(Requirement): Restate each line word for word. Leave out every picture.

(Provided material):
>> start
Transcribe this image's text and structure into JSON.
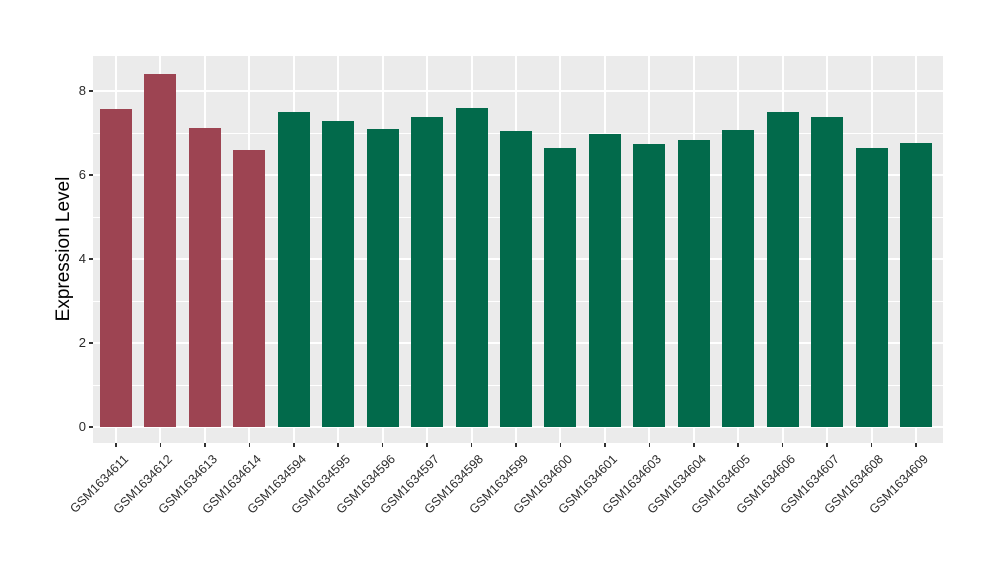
{
  "chart_data": {
    "type": "bar",
    "title": "",
    "xlabel": "",
    "ylabel": "Expression Level",
    "ylim": [
      0,
      8.85
    ],
    "yticks": [
      0,
      2,
      4,
      6,
      8
    ],
    "grid": "white major and minor gridlines on gray panel",
    "legend_position": "none",
    "categories": [
      "GSM1634611",
      "GSM1634612",
      "GSM1634613",
      "GSM1634614",
      "GSM1634594",
      "GSM1634595",
      "GSM1634596",
      "GSM1634597",
      "GSM1634598",
      "GSM1634599",
      "GSM1634600",
      "GSM1634601",
      "GSM1634603",
      "GSM1634604",
      "GSM1634605",
      "GSM1634606",
      "GSM1634607",
      "GSM1634608",
      "GSM1634609"
    ],
    "values": [
      7.57,
      8.41,
      7.12,
      6.6,
      7.5,
      7.29,
      7.1,
      7.38,
      7.6,
      7.05,
      6.64,
      6.98,
      6.74,
      6.83,
      7.07,
      7.5,
      7.38,
      6.64,
      6.76
    ],
    "bar_colors": [
      "#9D4452",
      "#9D4452",
      "#9D4452",
      "#9D4452",
      "#026A4B",
      "#026A4B",
      "#026A4B",
      "#026A4B",
      "#026A4B",
      "#026A4B",
      "#026A4B",
      "#026A4B",
      "#026A4B",
      "#026A4B",
      "#026A4B",
      "#026A4B",
      "#026A4B",
      "#026A4B",
      "#026A4B"
    ],
    "colors": {
      "highlight": "#9D4452",
      "default": "#026A4B",
      "panel_background": "#EBEBEB",
      "gridline": "#FFFFFF",
      "tick_mark": "#333333",
      "axis_text": "#2B2B2B",
      "background": "#FFFFFF"
    },
    "highlighted_samples": [
      "GSM1634611",
      "GSM1634612",
      "GSM1634613",
      "GSM1634614"
    ]
  }
}
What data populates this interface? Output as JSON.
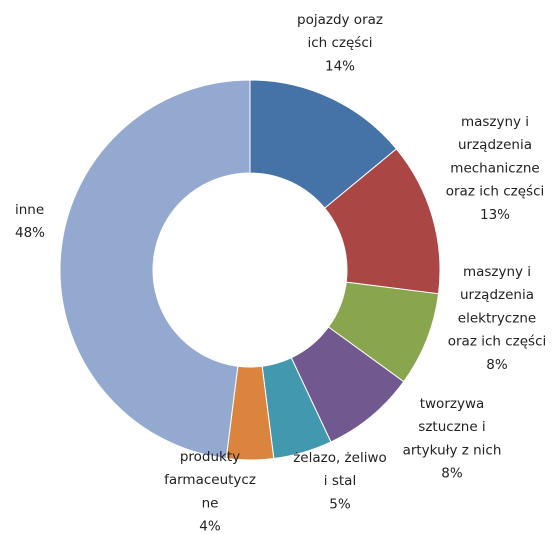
{
  "chart_data": {
    "type": "donut",
    "categories": [
      "pojazdy oraz\nich części",
      "maszyny i\nurządzenia\nmechaniczne\noraz ich części",
      "maszyny i\nurządzenia\nelektryczne\noraz ich części",
      "tworzywa\nsztuczne i\nartykuły z nich",
      "żelazo, żeliwo\ni stal",
      "produkty\nfarmaceutycz\nne",
      "inne"
    ],
    "values": [
      14,
      13,
      8,
      8,
      5,
      4,
      48
    ],
    "value_labels": [
      "14%",
      "13%",
      "8%",
      "8%",
      "5%",
      "4%",
      "48%"
    ],
    "colors": [
      "#4572a7",
      "#aa4643",
      "#89a54e",
      "#71588f",
      "#4198af",
      "#db843d",
      "#93a9cf"
    ]
  }
}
>> end
(The output):
Transcribe this image's text and structure into JSON.
{
  "chart_data": {
    "type": "bar",
    "title": "",
    "xlabel": "",
    "ylabel": "Expression Level",
    "ylim": [
      0,
      8.85
    ],
    "yticks": [
      0,
      2,
      4,
      6,
      8
    ],
    "grid": "white major and minor gridlines on gray panel",
    "legend_position": "none",
    "categories": [
      "GSM1634611",
      "GSM1634612",
      "GSM1634613",
      "GSM1634614",
      "GSM1634594",
      "GSM1634595",
      "GSM1634596",
      "GSM1634597",
      "GSM1634598",
      "GSM1634599",
      "GSM1634600",
      "GSM1634601",
      "GSM1634603",
      "GSM1634604",
      "GSM1634605",
      "GSM1634606",
      "GSM1634607",
      "GSM1634608",
      "GSM1634609"
    ],
    "values": [
      7.57,
      8.41,
      7.12,
      6.6,
      7.5,
      7.29,
      7.1,
      7.38,
      7.6,
      7.05,
      6.64,
      6.98,
      6.74,
      6.83,
      7.07,
      7.5,
      7.38,
      6.64,
      6.76
    ],
    "bar_colors": [
      "#9D4452",
      "#9D4452",
      "#9D4452",
      "#9D4452",
      "#026A4B",
      "#026A4B",
      "#026A4B",
      "#026A4B",
      "#026A4B",
      "#026A4B",
      "#026A4B",
      "#026A4B",
      "#026A4B",
      "#026A4B",
      "#026A4B",
      "#026A4B",
      "#026A4B",
      "#026A4B",
      "#026A4B"
    ],
    "colors": {
      "highlight": "#9D4452",
      "default": "#026A4B",
      "panel_background": "#EBEBEB",
      "gridline": "#FFFFFF",
      "tick_mark": "#333333",
      "axis_text": "#2B2B2B",
      "background": "#FFFFFF"
    },
    "highlighted_samples": [
      "GSM1634611",
      "GSM1634612",
      "GSM1634613",
      "GSM1634614"
    ]
  }
}
What data populates this interface? Output as JSON.
{
  "chart_data": {
    "type": "donut",
    "categories": [
      "pojazdy oraz\nich części",
      "maszyny i\nurządzenia\nmechaniczne\noraz ich części",
      "maszyny i\nurządzenia\nelektryczne\noraz ich części",
      "tworzywa\nsztuczne i\nartykuły z nich",
      "żelazo, żeliwo\ni stal",
      "produkty\nfarmaceutycz\nne",
      "inne"
    ],
    "values": [
      14,
      13,
      8,
      8,
      5,
      4,
      48
    ],
    "value_labels": [
      "14%",
      "13%",
      "8%",
      "8%",
      "5%",
      "4%",
      "48%"
    ],
    "colors": [
      "#4572a7",
      "#aa4643",
      "#89a54e",
      "#71588f",
      "#4198af",
      "#db843d",
      "#93a9cf"
    ]
  }
}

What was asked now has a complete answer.